= Direction =
Where a line of the material contains the string "Next", copy that line.

****************************************

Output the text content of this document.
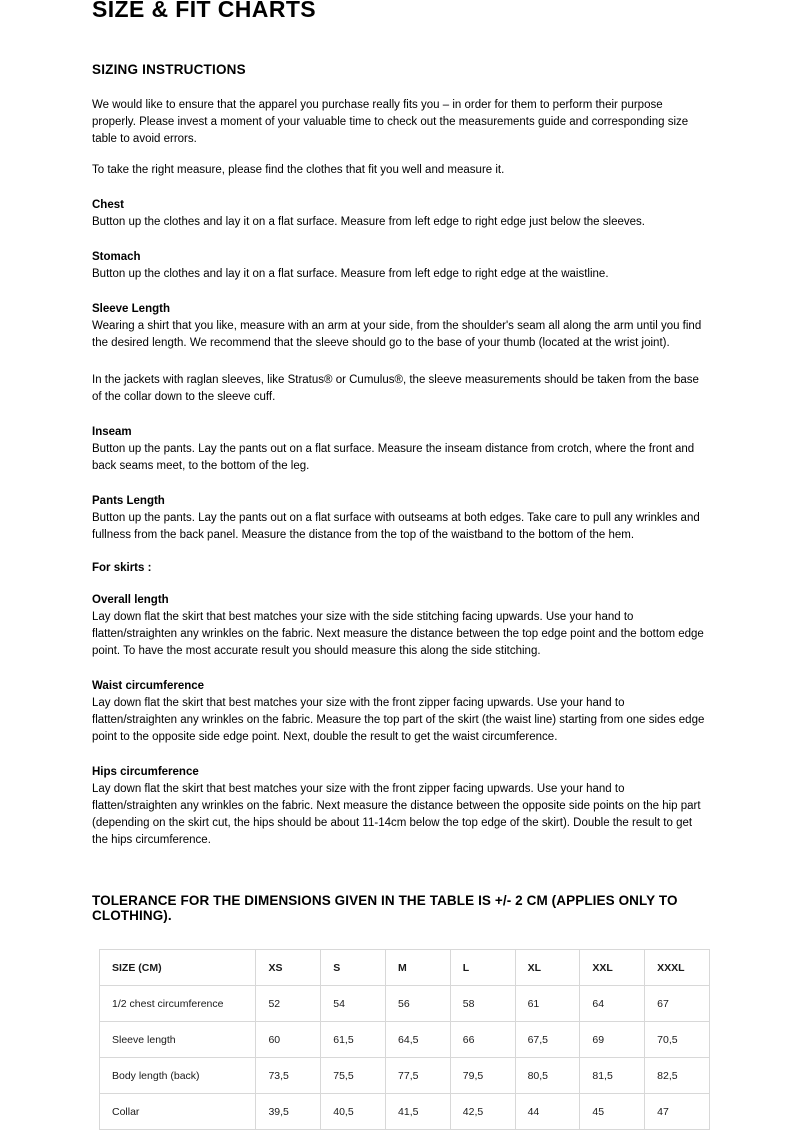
SIZE & FIT CHARTS
SIZING INSTRUCTIONS

We would like to ensure that the apparel you purchase really fits you – in order for them to perform their purpose properly. Please invest a moment of your valuable time to check out the measurements guide and corresponding size table to avoid errors.

To take the right measure, please find the clothes that fit you well and measure it.

Chest

Button up the clothes and lay it on a flat surface. Measure from left edge to right edge just below the sleeves.

Stomach

Button up the clothes and lay it on a flat surface. Measure from left edge to right edge at the waistline.

Sleeve Length

Wearing a shirt that you like, measure with an arm at your side, from the shoulder's seam all along the arm until you find the desired length. We recommend that the sleeve should go to the base of your thumb (located at the wrist joint).

In the jackets with raglan sleeves, like Stratus® or Cumulus®, the sleeve measurements should be taken from the base of the collar down to the sleeve cuff.

Inseam

Button up the pants. Lay the pants out on a flat surface. Measure the inseam distance from crotch, where the front and back seams meet, to the bottom of the leg.

Pants Length

Button up the pants. Lay the pants out on a flat surface with outseams at both edges. Take care to pull any wrinkles and fullness from the back panel. Measure the distance from the top of the waistband to the bottom of the hem.

For skirts :
Overall length

Lay down flat the skirt that best matches your size with the side stitching facing upwards. Use your hand to flatten/straighten any wrinkles on the fabric. Next measure the distance between the top edge point and the bottom edge point. To have the most accurate result you should measure this along the side stitching.

Waist circumference

Lay down flat the skirt that best matches your size with the front zipper facing upwards. Use your hand to flatten/straighten any wrinkles on the fabric. Measure the top part of the skirt (the waist line) starting from one sides edge point to the opposite side edge point. Next, double the result to get the waist circumference.

Hips circumference

Lay down flat the skirt that best matches your size with the front zipper facing upwards. Use your hand to flatten/straighten any wrinkles on the fabric. Next measure the distance between the opposite side points on the hip part (depending on the skirt cut, the hips should be about 11-14cm below the top edge of the skirt). Double the result to get the hips circumference.

TOLERANCE FOR THE DIMENSIONS GIVEN IN THE TABLE IS +/- 2 CM (APPLIES ONLY TO CLOTHING).
SIZE (CM)	XS	S	M	L	XL	XXL	XXXL
1/2 chest circumference	52	54	56	58	61	64	67
Sleeve length	60	61,5	64,5	66	67,5	69	70,5
Body length (back)	73,5	75,5	77,5	79,5	80,5	81,5	82,5
Collar	39,5	40,5	41,5	42,5	44	45	47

****************************************

= Task output =
Lay down flat the skirt that best matches your size with the side stitching facing upwards. Use your hand to flatten/straighten any wrinkles on the fabric. Next measure the distance between the top edge point and the bottom edge point. To have the most accurate result you should measure this along the side stitching.
Lay down flat the skirt that best matches your size with the front zipper facing upwards. Use your hand to flatten/straighten any wrinkles on the fabric. Measure the top part of the skirt (the waist line) starting from one sides edge point to the opposite side edge point. Next, double the result to get the waist circumference.
Lay down flat the skirt that best matches your size with the front zipper facing upwards. Use your hand to flatten/straighten any wrinkles on the fabric. Next measure the distance between the opposite side points on the hip part (depending on the skirt cut, the hips should be about 11-14cm below the top edge of the skirt). Double the result to get the hips circumference.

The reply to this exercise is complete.